_Exercícios a resolver_.
A – Devolva o trecho do texto sobre o depoimento da testemunha que vai de "De igual modo" até "e por cargos.".
B – Segundo o texto sobre o depoimento da testemunha, desde quando a depoente trabalha na ré?

_Texto fornecido_.
-*-*-

De igual modo o depoimento da testemunha A. C., nada adianta quanto aos factos mais antigos. A depoente trabalha na ré desde outubro 2013. Nunca teve subsídio de exclusividade. Referiu que não conhece o processo de retirada da exclusividade à autora, confirmado que a autora não esteve na reunião relativa à retirada do subsídio. Referiu o que entende pessoalmente por exclusividade, sem relevo para o caso. Sobre o que acontecia na ré nada sabe em concreto, apenas que foi trocado por menos dias de trabalho e por cargos.

-*-*-

_Material fornecido_.

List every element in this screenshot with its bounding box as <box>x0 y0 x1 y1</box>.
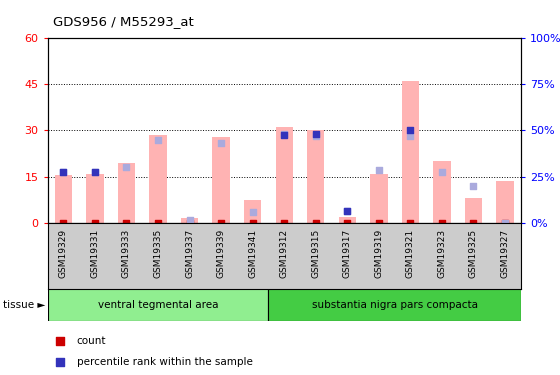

-*-*-

_Respostas do exercício_.
A –
De igual modo o depoimento da testemunha A. C., nada adianta quanto aos factos mais antigos. A depoente trabalha na ré desde outubro 2013. Nunca teve subsídio de exclusividade. Referiu que não conhece o processo de retirada da exclusividade à autora, confirmado que a autora não esteve na reunião relativa à retirada do subsídio. Referiu o que entende pessoalmente por exclusividade, sem relevo para o caso. Sobre o que acontecia na ré nada sabe em concreto, apenas que foi trocado por menos dias de trabalho e por cargos.

B – Desde outubro de 2013.